• _Task directions_
Every entry below should be printed exactly, without its images.

————

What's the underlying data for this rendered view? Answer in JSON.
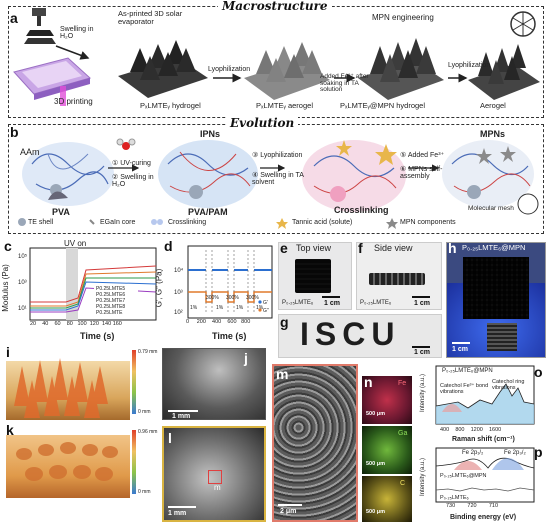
{
  "panel_a": {
    "letter": "a",
    "title": "Macrostructure",
    "labels": {
      "swelling": "Swelling in H₂O",
      "as_printed": "As-printed 3D solar evaporator",
      "printing": "3D printing",
      "lyophilization1": "Lyophilization",
      "hydrogel": "PₓLMTEᵧ hydrogel",
      "aerogel": "PₓLMTEᵧ aerogel",
      "mpn_engineering": "MPN engineering",
      "added_fe": "Added Fe³⁺ after soaking in TA solution",
      "mpn_hydrogel": "PₓLMTEᵧ@MPN hydrogel",
      "lyophilization2": "Lyophilization",
      "final_aerogel": "Aerogel"
    }
  },
  "panel_b": {
    "letter": "b",
    "title": "Evolution",
    "labels": {
      "aam": "AAm",
      "pva": "PVA",
      "step1": "① UV-curing",
      "step2": "② Swelling in H₂O",
      "ipns": "IPNs",
      "pva_pam": "PVA/PAM",
      "step3": "③ Lyophilization",
      "step4": "④ Swelling in TA solvent",
      "crosslinking_lbl": "Crosslinking",
      "step5": "⑤ Added Fe³⁺",
      "step6": "⑥ MPNs self-assembly",
      "mpns": "MPNs",
      "molecular_mesh": "Molecular mesh"
    },
    "legend": {
      "te_shell": "TE shell",
      "egain": "EGaIn core",
      "crosslinking": "Crosslinking",
      "tannic": "Tannic acid (solute)",
      "mpn_components": "MPN components"
    }
  },
  "panel_c": {
    "letter": "c",
    "uv_on": "UV on",
    "ylabel": "Modulus (Pa)",
    "xlabel": "Time (s)",
    "yticks": [
      "10⁵",
      "10³",
      "10¹"
    ],
    "xticks": [
      "20",
      "40",
      "60",
      "80",
      "100",
      "120",
      "140",
      "160"
    ]
  },
  "panel_d": {
    "letter": "d",
    "ylabel": "G′, G″ (Pa)",
    "xlabel": "Time (s)",
    "yticks": [
      "10⁴",
      "10³",
      "10²"
    ],
    "xticks": [
      "0",
      "200",
      "400",
      "600",
      "800"
    ],
    "strain_labels": [
      "1%",
      "300%",
      "1%",
      "300%",
      "1%",
      "300%",
      "1%"
    ]
  },
  "panel_e": {
    "letter": "e",
    "title": "Top view",
    "sample": "P₀.₂₅LMTE₆",
    "scale": "1 cm"
  },
  "panel_f": {
    "letter": "f",
    "title": "Side view",
    "sample": "P₀.₂₅LMTE₆",
    "scale": "1 cm"
  },
  "panel_g": {
    "letter": "g",
    "text": "ISCU",
    "scale": "1 cm"
  },
  "panel_h": {
    "letter": "h",
    "title": "P₀.₂₅LMTE₆@MPN",
    "scale": "1 cm"
  },
  "panel_i": {
    "letter": "i",
    "scale_max": "0.79 mm",
    "scale_min": "0 mm"
  },
  "panel_j": {
    "letter": "j",
    "scale": "1 mm"
  },
  "panel_k": {
    "letter": "k",
    "scale_max": "0.96 mm",
    "scale_min": "0 mm"
  },
  "panel_l": {
    "letter": "l",
    "scale": "1 mm",
    "inset": "m"
  },
  "panel_m": {
    "letter": "m",
    "scale": "2 μm"
  },
  "panel_n": {
    "letter": "n",
    "elements": [
      "Fe",
      "Ga",
      "C"
    ],
    "scale": "500 μm"
  },
  "panel_o": {
    "letter": "o",
    "sample": "P₀.₂₅LMTE₆@MPN",
    "ann1": "Catechol ring vibrations",
    "ann2": "Catechol Fe³⁺ bond vibrations",
    "ylabel": "Intensity (a.u.)",
    "xlabel": "Raman shift (cm⁻¹)",
    "xticks": [
      "400",
      "800",
      "1200",
      "1600"
    ]
  },
  "panel_p": {
    "letter": "p",
    "fe1": "Fe 2p₁/₂",
    "fe2": "Fe 2p₃/₂",
    "sample1": "P₀.₂₅LMTE₆@MPN",
    "sample2": "P₀.₂₅LMTE₆",
    "ylabel": "Intensity (a.u.)",
    "xlabel": "Binding energy (eV)",
    "xticks": [
      "730",
      "720",
      "710"
    ]
  },
  "colors": {
    "accent_pink": "#e0509a",
    "blue_glove": "#2b4fd8",
    "orange": "#e07a2c"
  }
}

————

• _Final result_
What's the underlying data for this rendered view? Answer in JSON.
{
  "panel_a": {
    "letter": "a",
    "title": "Macrostructure",
    "labels": {
      "swelling": "Swelling in H₂O",
      "as_printed": "As-printed 3D solar evaporator",
      "printing": "3D printing",
      "lyophilization1": "Lyophilization",
      "hydrogel": "PₓLMTEᵧ hydrogel",
      "aerogel": "PₓLMTEᵧ aerogel",
      "mpn_engineering": "MPN engineering",
      "added_fe": "Added Fe³⁺ after soaking in TA solution",
      "mpn_hydrogel": "PₓLMTEᵧ@MPN hydrogel",
      "lyophilization2": "Lyophilization",
      "final_aerogel": "Aerogel"
    }
  },
  "panel_b": {
    "letter": "b",
    "title": "Evolution",
    "labels": {
      "aam": "AAm",
      "pva": "PVA",
      "step1": "① UV-curing",
      "step2": "② Swelling in H₂O",
      "ipns": "IPNs",
      "pva_pam": "PVA/PAM",
      "step3": "③ Lyophilization",
      "step4": "④ Swelling in TA solvent",
      "crosslinking_lbl": "Crosslinking",
      "step5": "⑤ Added Fe³⁺",
      "step6": "⑥ MPNs self-assembly",
      "mpns": "MPNs",
      "molecular_mesh": "Molecular mesh"
    },
    "legend": {
      "te_shell": "TE shell",
      "egain": "EGaIn core",
      "crosslinking": "Crosslinking",
      "tannic": "Tannic acid (solute)",
      "mpn_components": "MPN components"
    }
  },
  "panel_c": {
    "letter": "c",
    "uv_on": "UV on",
    "ylabel": "Modulus (Pa)",
    "xlabel": "Time (s)",
    "yticks": [
      "10⁵",
      "10³",
      "10¹"
    ],
    "xticks": [
      "20",
      "40",
      "60",
      "80",
      "100",
      "120",
      "140",
      "160"
    ]
  },
  "panel_d": {
    "letter": "d",
    "ylabel": "G′, G″ (Pa)",
    "xlabel": "Time (s)",
    "yticks": [
      "10⁴",
      "10³",
      "10²"
    ],
    "xticks": [
      "0",
      "200",
      "400",
      "600",
      "800"
    ],
    "strain_labels": [
      "1%",
      "300%",
      "1%",
      "300%",
      "1%",
      "300%",
      "1%"
    ]
  },
  "panel_e": {
    "letter": "e",
    "title": "Top view",
    "sample": "P₀.₂₅LMTE₆",
    "scale": "1 cm"
  },
  "panel_f": {
    "letter": "f",
    "title": "Side view",
    "sample": "P₀.₂₅LMTE₆",
    "scale": "1 cm"
  },
  "panel_g": {
    "letter": "g",
    "text": "ISCU",
    "scale": "1 cm"
  },
  "panel_h": {
    "letter": "h",
    "title": "P₀.₂₅LMTE₆@MPN",
    "scale": "1 cm"
  },
  "panel_i": {
    "letter": "i",
    "scale_max": "0.79 mm",
    "scale_min": "0 mm"
  },
  "panel_j": {
    "letter": "j",
    "scale": "1 mm"
  },
  "panel_k": {
    "letter": "k",
    "scale_max": "0.96 mm",
    "scale_min": "0 mm"
  },
  "panel_l": {
    "letter": "l",
    "scale": "1 mm",
    "inset": "m"
  },
  "panel_m": {
    "letter": "m",
    "scale": "2 μm"
  },
  "panel_n": {
    "letter": "n",
    "elements": [
      "Fe",
      "Ga",
      "C"
    ],
    "scale": "500 μm"
  },
  "panel_o": {
    "letter": "o",
    "sample": "P₀.₂₅LMTE₆@MPN",
    "ann1": "Catechol ring vibrations",
    "ann2": "Catechol Fe³⁺ bond vibrations",
    "ylabel": "Intensity (a.u.)",
    "xlabel": "Raman shift (cm⁻¹)",
    "xticks": [
      "400",
      "800",
      "1200",
      "1600"
    ]
  },
  "panel_p": {
    "letter": "p",
    "fe1": "Fe 2p₁/₂",
    "fe2": "Fe 2p₃/₂",
    "sample1": "P₀.₂₅LMTE₆@MPN",
    "sample2": "P₀.₂₅LMTE₆",
    "ylabel": "Intensity (a.u.)",
    "xlabel": "Binding energy (eV)",
    "xticks": [
      "730",
      "720",
      "710"
    ]
  },
  "colors": {
    "accent_pink": "#e0509a",
    "blue_glove": "#2b4fd8",
    "orange": "#e07a2c"
  }
}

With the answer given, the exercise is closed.